* _EXERCISE DESCRIPTION_: Without the pictures, set down every line of the data exactly.
════════════════════
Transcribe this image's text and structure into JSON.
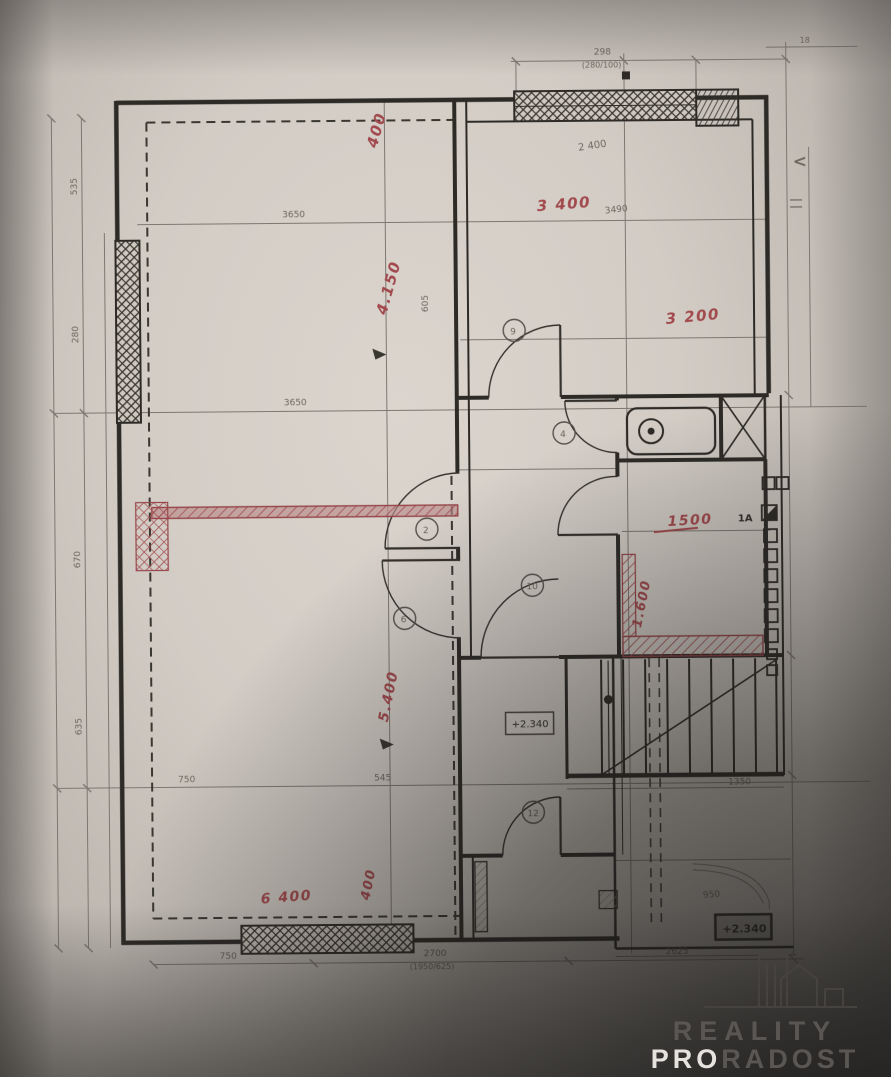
{
  "colors": {
    "ink": "#2e2b27",
    "pencil": "#6e675f",
    "red_annotation": "#a8474c",
    "paper": "#d6d0c8",
    "watermark_dark": "#5a5653",
    "watermark_light": "#e6e3de"
  },
  "watermark": {
    "brand_top": "REALITY",
    "brand_pro": "PRO",
    "brand_rest": "RADOST"
  },
  "levels": {
    "m1": "+2.340",
    "m2": "+2.340"
  },
  "labels": {
    "section": "1A"
  },
  "red": {
    "t_offset": "400",
    "tl": "4.150",
    "tr_w": "3 400",
    "tr_h": "3 200",
    "sm_w": "1500",
    "sm_h": "1.600",
    "bl_h": "5.400",
    "bl_offset": "400",
    "bl_w": "6 400"
  },
  "pencil": {
    "top_w": "298",
    "top_w_sub": "(280/100)",
    "top_right": "18",
    "tr_w": "2 400",
    "tr_w2": "3490",
    "tl_w1": "3650",
    "tl_w2": "3650",
    "left1": "535",
    "left2": "280",
    "left3": "670",
    "left4": "635",
    "mid_v": "605",
    "bl_w1": "750",
    "bl_w2": "545",
    "bottom1": "750",
    "bottom2": "2700",
    "bottom2_sub": "(1950/625)",
    "bottom3": "2625",
    "stairs": "1350",
    "landing": "950",
    "chevron": "<"
  },
  "doors": [
    "9",
    "4",
    "2",
    "6",
    "10",
    "12"
  ]
}
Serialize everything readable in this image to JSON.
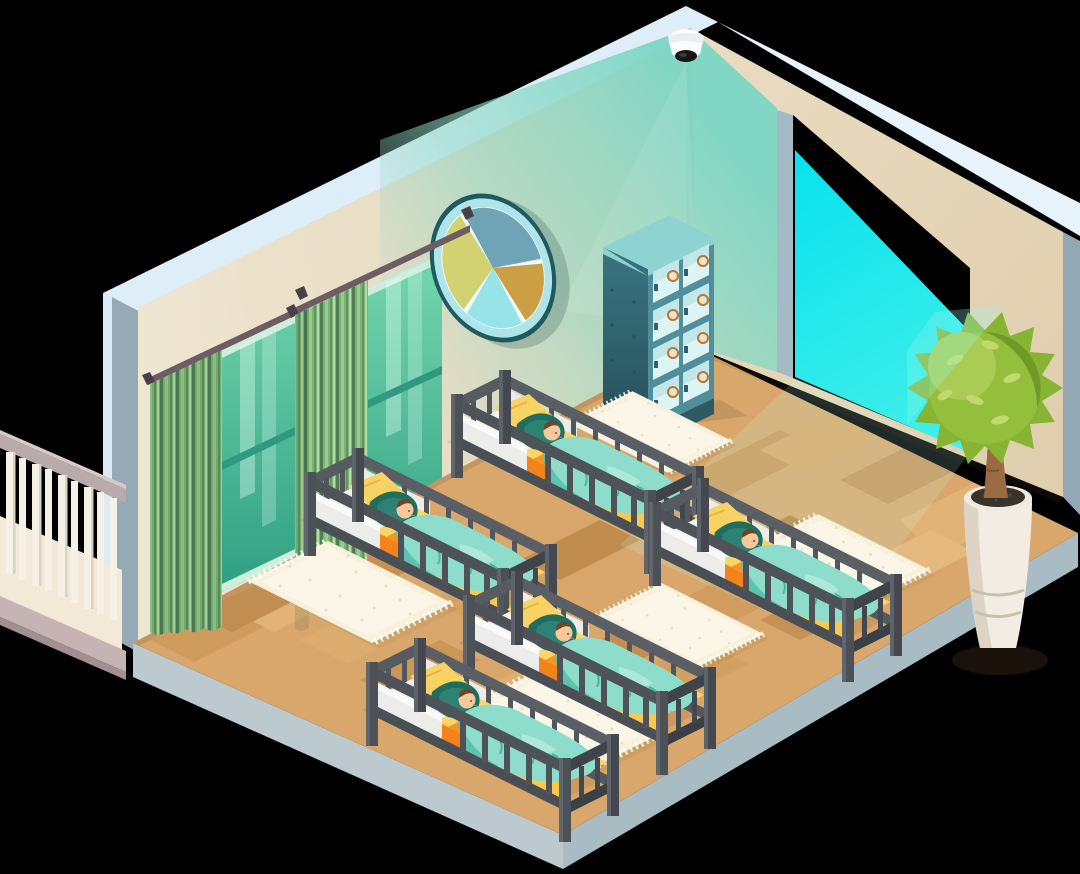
{
  "scene": {
    "title": "Isometric nursery room with five cribs and sleeping babies",
    "background_color": "#000000",
    "room": {
      "left_wall_color": "#e8dcc3",
      "right_wall_color": "#e5d5b7",
      "wall_top_edge_color": "#ddeef8",
      "wall_end_cap_color": "#95a9b7",
      "corner_light_wash_color": "#8ed5c2",
      "floor_base_color": "#d9a76c",
      "floor_plank_colors": [
        "#cf9b5c",
        "#e3b276",
        "#c89150",
        "#dcab6e",
        "#d4a263",
        "#e0b173"
      ],
      "floor_slab_left_color": "#bcc9ce",
      "floor_slab_right_color": "#a9bbc3"
    },
    "security_camera": {
      "count": 1,
      "dome_color": "#fdfdfd",
      "lens_color": "#161616",
      "mounted": "ceiling corner"
    },
    "light_opening": {
      "glow_color": "#0ce8ee",
      "jamb_color": "#a4bac4"
    },
    "windows": {
      "count": 2,
      "glass_top_color": "#6fd3ac",
      "glass_bottom_color": "#2e9e81",
      "frame_color": "#cdeedd"
    },
    "curtains": {
      "panel_count": 2,
      "stripe_colors": [
        "#7eb577",
        "#4e7e53",
        "#9ccb8b",
        "#5d9563",
        "#b7d7a4"
      ],
      "rod_color": "#6d5c64",
      "rod_count": 2
    },
    "wall_decor": {
      "shape": "segmented circle",
      "ring_color": "#aee4ea",
      "rim_color": "#1f5a60",
      "segment_colors": {
        "upper_right": "#6fa3b6",
        "lower_right": "#cc9f44",
        "bottom": "#96e4e8",
        "left": "#d3d273"
      }
    },
    "locker": {
      "rows": 4,
      "columns": 2,
      "cubbies": 8,
      "body_color": "#4f8e9a",
      "side_color": "#2e6671",
      "top_color": "#c3eeea",
      "pane_color": "#ddf4f5",
      "plate_color": "#b5763a"
    },
    "cribs": {
      "count": 5,
      "frame_color": "#4c5157",
      "mattress_color": "#fbd666",
      "accent_color": "#f5831c",
      "sheet_color": "#f2f2f0",
      "blanket_color": "#8edccb",
      "pillow_dark_color": "#1e6e62",
      "pillow_yellow_color": "#f8d263"
    },
    "babies": {
      "count": 5,
      "skin_color": "#f7c89c",
      "hair_color": "#6e4526",
      "state": "sleeping"
    },
    "rugs": {
      "count": 5,
      "color": "#f7f1de",
      "fringe_color": "#fffdf2"
    },
    "plant": {
      "count": 1,
      "foliage_color": "#87b433",
      "trunk_color": "#9a6b42",
      "pot_color": "#f2ece2",
      "soil_color": "#3a332c"
    },
    "balcony_railing": {
      "rail_color": "#b9abab",
      "base_color": "#c6b4b4",
      "baluster_color": "#f6f1e6",
      "deck_color": "#f3e9d8"
    }
  }
}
════════════════════
* _OUTPUT BELOW_:
Transcribe this image's text and structure into JSON.
{
  "colors": {
    "ink": "#2e2b27",
    "pencil": "#6e675f",
    "red_annotation": "#a8474c",
    "paper": "#d6d0c8",
    "watermark_dark": "#5a5653",
    "watermark_light": "#e6e3de"
  },
  "watermark": {
    "brand_top": "REALITY",
    "brand_pro": "PRO",
    "brand_rest": "RADOST"
  },
  "levels": {
    "m1": "+2.340",
    "m2": "+2.340"
  },
  "labels": {
    "section": "1A"
  },
  "red": {
    "t_offset": "400",
    "tl": "4.150",
    "tr_w": "3 400",
    "tr_h": "3 200",
    "sm_w": "1500",
    "sm_h": "1.600",
    "bl_h": "5.400",
    "bl_offset": "400",
    "bl_w": "6 400"
  },
  "pencil": {
    "top_w": "298",
    "top_w_sub": "(280/100)",
    "top_right": "18",
    "tr_w": "2 400",
    "tr_w2": "3490",
    "tl_w1": "3650",
    "tl_w2": "3650",
    "left1": "535",
    "left2": "280",
    "left3": "670",
    "left4": "635",
    "mid_v": "605",
    "bl_w1": "750",
    "bl_w2": "545",
    "bottom1": "750",
    "bottom2": "2700",
    "bottom2_sub": "(1950/625)",
    "bottom3": "2625",
    "stairs": "1350",
    "landing": "950",
    "chevron": "<"
  },
  "doors": [
    "9",
    "4",
    "2",
    "6",
    "10",
    "12"
  ]
}
Serialize everything readable in this image to JSON.
{
  "scene": {
    "title": "Isometric nursery room with five cribs and sleeping babies",
    "background_color": "#000000",
    "room": {
      "left_wall_color": "#e8dcc3",
      "right_wall_color": "#e5d5b7",
      "wall_top_edge_color": "#ddeef8",
      "wall_end_cap_color": "#95a9b7",
      "corner_light_wash_color": "#8ed5c2",
      "floor_base_color": "#d9a76c",
      "floor_plank_colors": [
        "#cf9b5c",
        "#e3b276",
        "#c89150",
        "#dcab6e",
        "#d4a263",
        "#e0b173"
      ],
      "floor_slab_left_color": "#bcc9ce",
      "floor_slab_right_color": "#a9bbc3"
    },
    "security_camera": {
      "count": 1,
      "dome_color": "#fdfdfd",
      "lens_color": "#161616",
      "mounted": "ceiling corner"
    },
    "light_opening": {
      "glow_color": "#0ce8ee",
      "jamb_color": "#a4bac4"
    },
    "windows": {
      "count": 2,
      "glass_top_color": "#6fd3ac",
      "glass_bottom_color": "#2e9e81",
      "frame_color": "#cdeedd"
    },
    "curtains": {
      "panel_count": 2,
      "stripe_colors": [
        "#7eb577",
        "#4e7e53",
        "#9ccb8b",
        "#5d9563",
        "#b7d7a4"
      ],
      "rod_color": "#6d5c64",
      "rod_count": 2
    },
    "wall_decor": {
      "shape": "segmented circle",
      "ring_color": "#aee4ea",
      "rim_color": "#1f5a60",
      "segment_colors": {
        "upper_right": "#6fa3b6",
        "lower_right": "#cc9f44",
        "bottom": "#96e4e8",
        "left": "#d3d273"
      }
    },
    "locker": {
      "rows": 4,
      "columns": 2,
      "cubbies": 8,
      "body_color": "#4f8e9a",
      "side_color": "#2e6671",
      "top_color": "#c3eeea",
      "pane_color": "#ddf4f5",
      "plate_color": "#b5763a"
    },
    "cribs": {
      "count": 5,
      "frame_color": "#4c5157",
      "mattress_color": "#fbd666",
      "accent_color": "#f5831c",
      "sheet_color": "#f2f2f0",
      "blanket_color": "#8edccb",
      "pillow_dark_color": "#1e6e62",
      "pillow_yellow_color": "#f8d263"
    },
    "babies": {
      "count": 5,
      "skin_color": "#f7c89c",
      "hair_color": "#6e4526",
      "state": "sleeping"
    },
    "rugs": {
      "count": 5,
      "color": "#f7f1de",
      "fringe_color": "#fffdf2"
    },
    "plant": {
      "count": 1,
      "foliage_color": "#87b433",
      "trunk_color": "#9a6b42",
      "pot_color": "#f2ece2",
      "soil_color": "#3a332c"
    },
    "balcony_railing": {
      "rail_color": "#b9abab",
      "base_color": "#c6b4b4",
      "baluster_color": "#f6f1e6",
      "deck_color": "#f3e9d8"
    }
  }
}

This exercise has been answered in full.